Copy out each line exactly; pictures stay out of the copy.
((
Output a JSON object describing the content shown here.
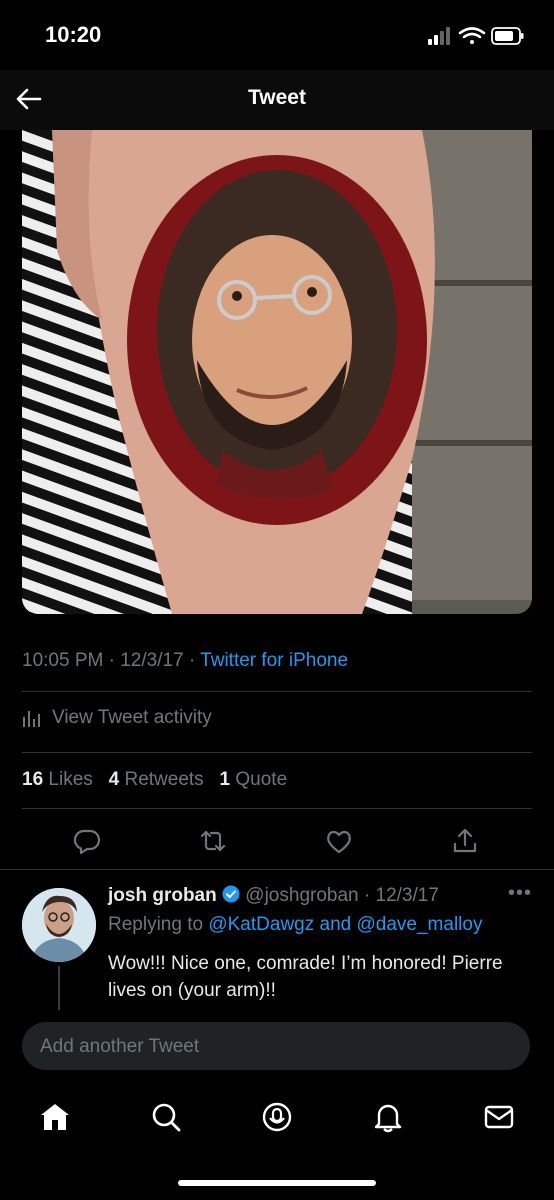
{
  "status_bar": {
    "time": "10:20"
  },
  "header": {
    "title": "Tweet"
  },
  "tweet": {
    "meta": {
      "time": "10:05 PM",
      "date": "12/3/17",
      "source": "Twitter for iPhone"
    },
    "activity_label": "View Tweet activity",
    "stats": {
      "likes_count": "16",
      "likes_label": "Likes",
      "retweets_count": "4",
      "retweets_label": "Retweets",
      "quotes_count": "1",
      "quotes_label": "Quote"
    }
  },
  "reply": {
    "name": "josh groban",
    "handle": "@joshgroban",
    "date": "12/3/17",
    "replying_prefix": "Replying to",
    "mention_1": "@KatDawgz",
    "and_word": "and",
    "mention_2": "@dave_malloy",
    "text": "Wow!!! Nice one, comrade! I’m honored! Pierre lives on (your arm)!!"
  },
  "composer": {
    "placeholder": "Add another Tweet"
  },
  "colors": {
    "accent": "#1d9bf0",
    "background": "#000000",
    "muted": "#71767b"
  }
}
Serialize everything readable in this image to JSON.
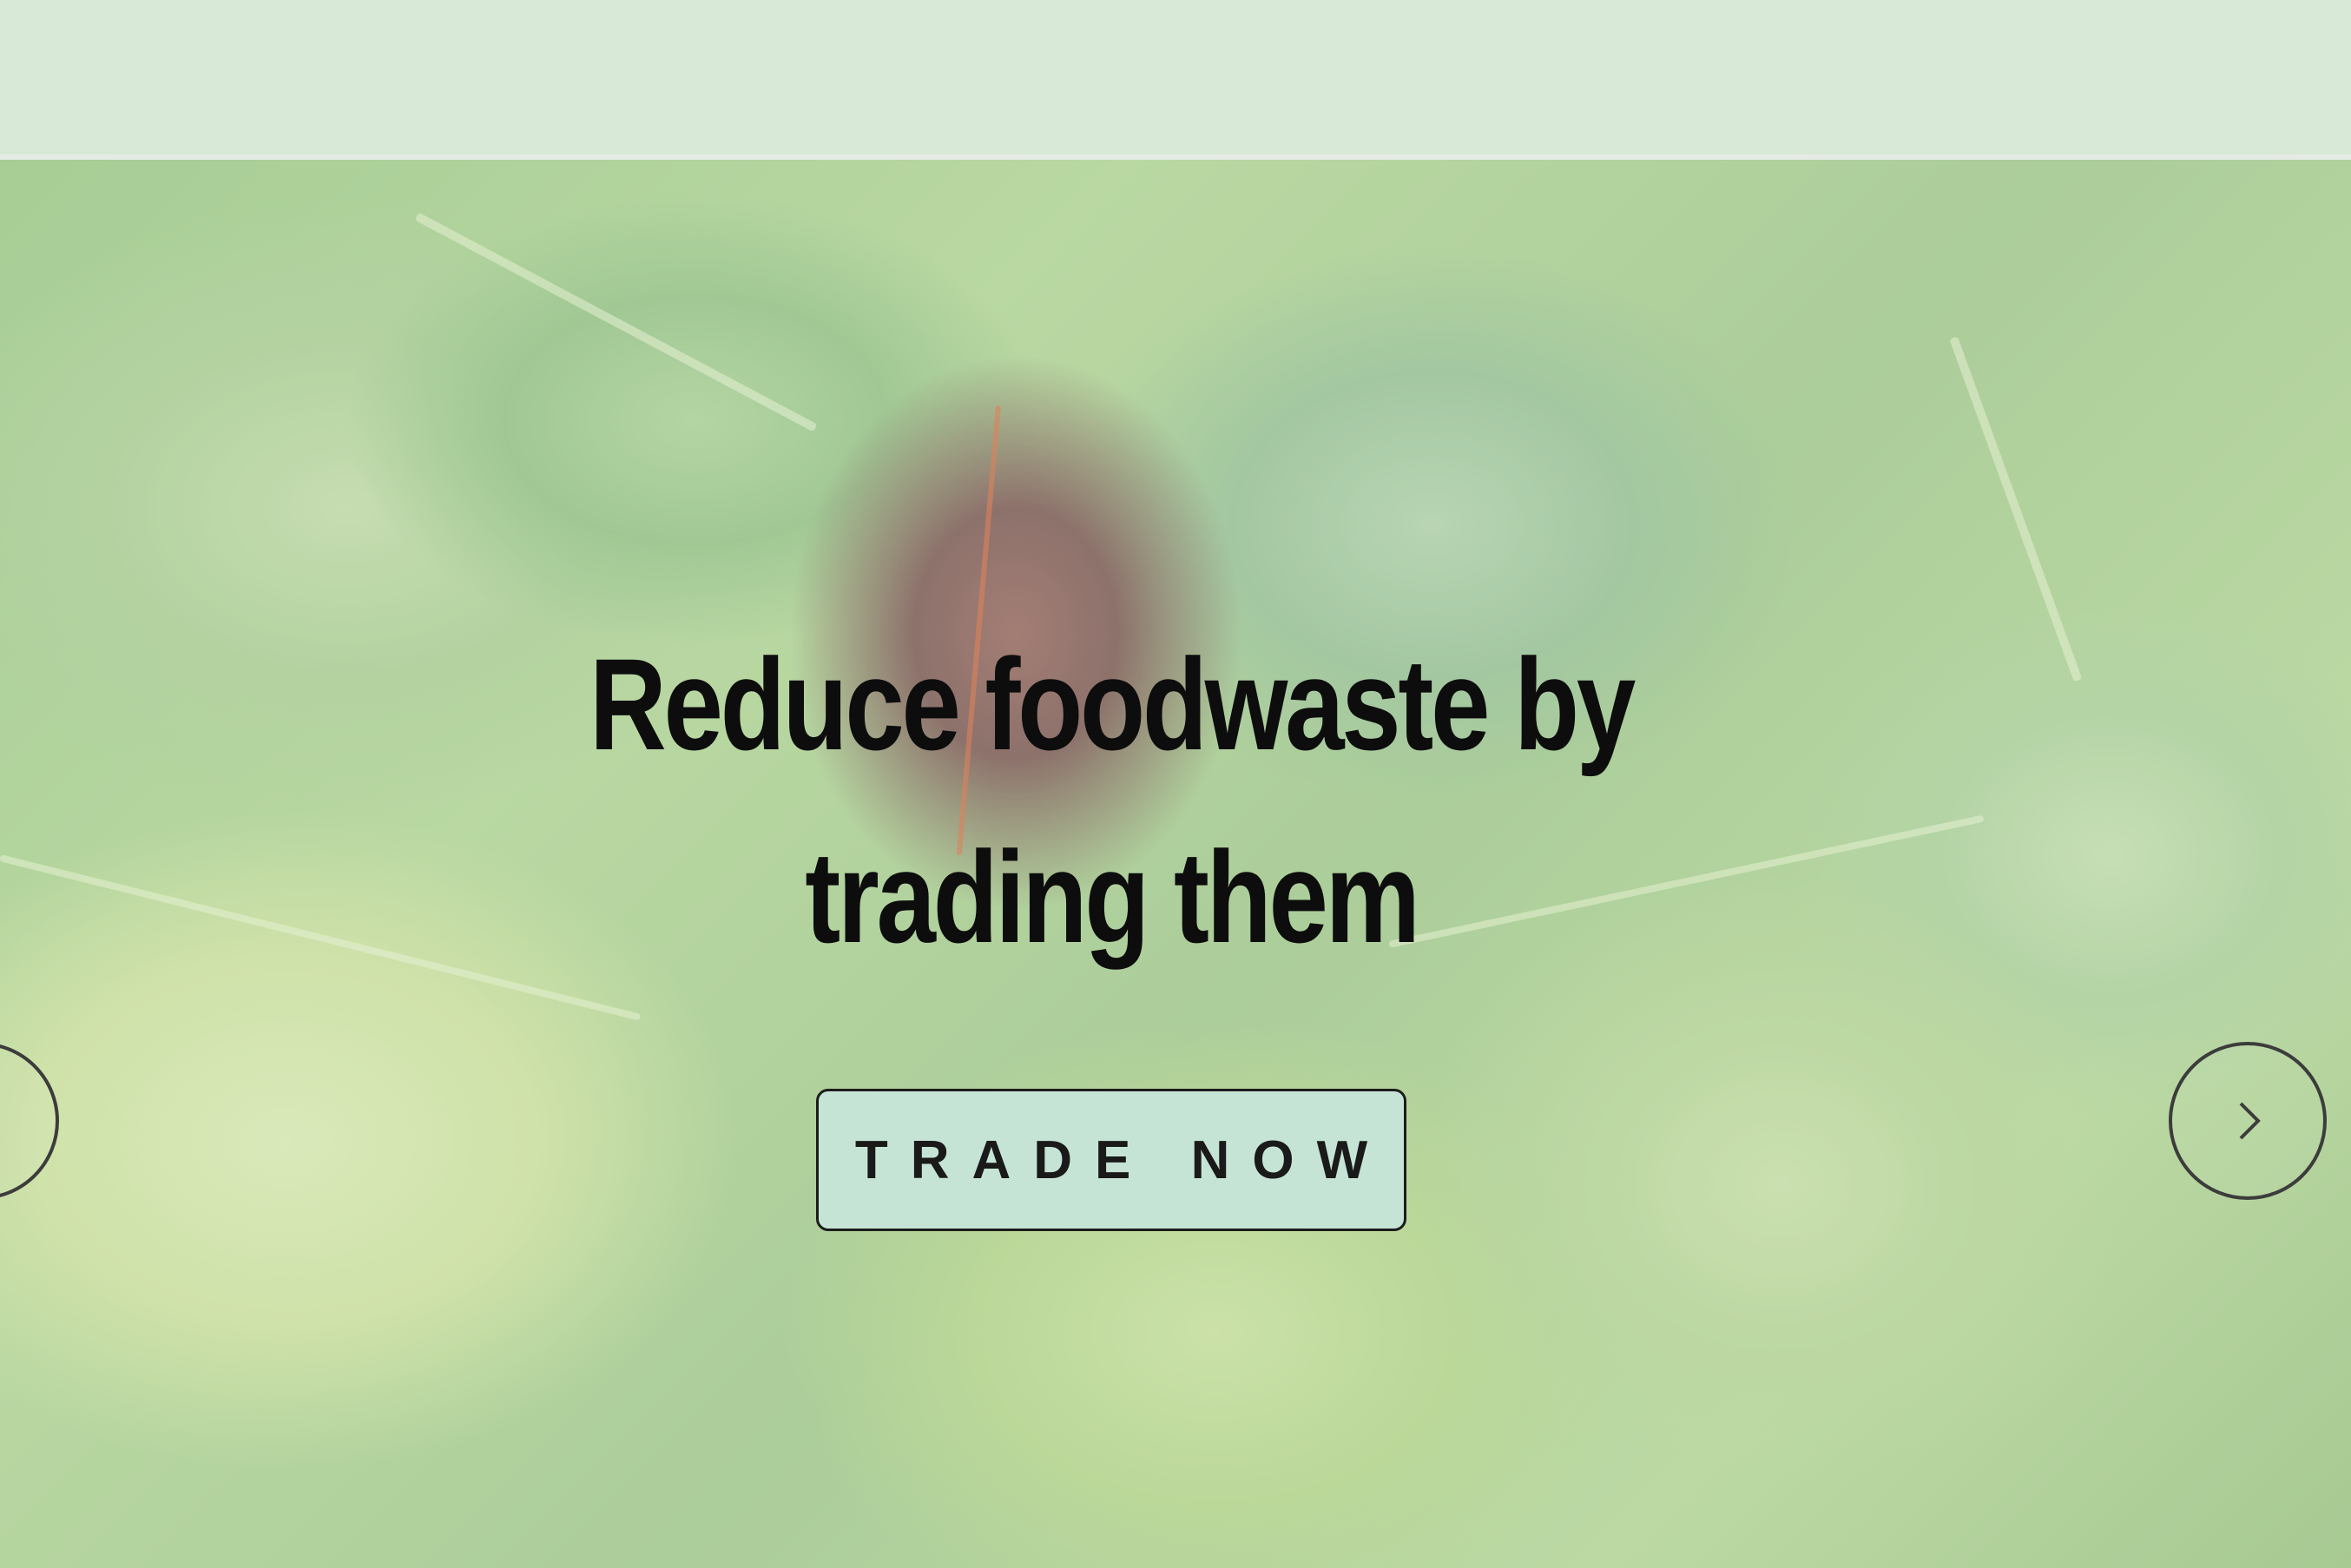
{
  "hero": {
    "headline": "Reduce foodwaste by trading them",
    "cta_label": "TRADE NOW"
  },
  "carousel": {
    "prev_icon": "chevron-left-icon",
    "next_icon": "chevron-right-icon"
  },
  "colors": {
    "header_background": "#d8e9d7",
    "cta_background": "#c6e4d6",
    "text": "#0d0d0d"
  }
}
))
The solution:
Output a JSON object describing the content shown here.
{
  "status_bar": {
    "time": "10:20"
  },
  "header": {
    "title": "Tweet"
  },
  "tweet": {
    "meta": {
      "time": "10:05 PM",
      "date": "12/3/17",
      "source": "Twitter for iPhone"
    },
    "activity_label": "View Tweet activity",
    "stats": {
      "likes_count": "16",
      "likes_label": "Likes",
      "retweets_count": "4",
      "retweets_label": "Retweets",
      "quotes_count": "1",
      "quotes_label": "Quote"
    }
  },
  "reply": {
    "name": "josh groban",
    "handle": "@joshgroban",
    "date": "12/3/17",
    "replying_prefix": "Replying to",
    "mention_1": "@KatDawgz",
    "and_word": "and",
    "mention_2": "@dave_malloy",
    "text": "Wow!!! Nice one, comrade! I’m honored! Pierre lives on (your arm)!!"
  },
  "composer": {
    "placeholder": "Add another Tweet"
  },
  "colors": {
    "accent": "#1d9bf0",
    "background": "#000000",
    "muted": "#71767b"
  }
}
Serialize everything readable in this image to JSON.
{
  "hero": {
    "headline": "Reduce foodwaste by trading them",
    "cta_label": "TRADE NOW"
  },
  "carousel": {
    "prev_icon": "chevron-left-icon",
    "next_icon": "chevron-right-icon"
  },
  "colors": {
    "header_background": "#d8e9d7",
    "cta_background": "#c6e4d6",
    "text": "#0d0d0d"
  }
}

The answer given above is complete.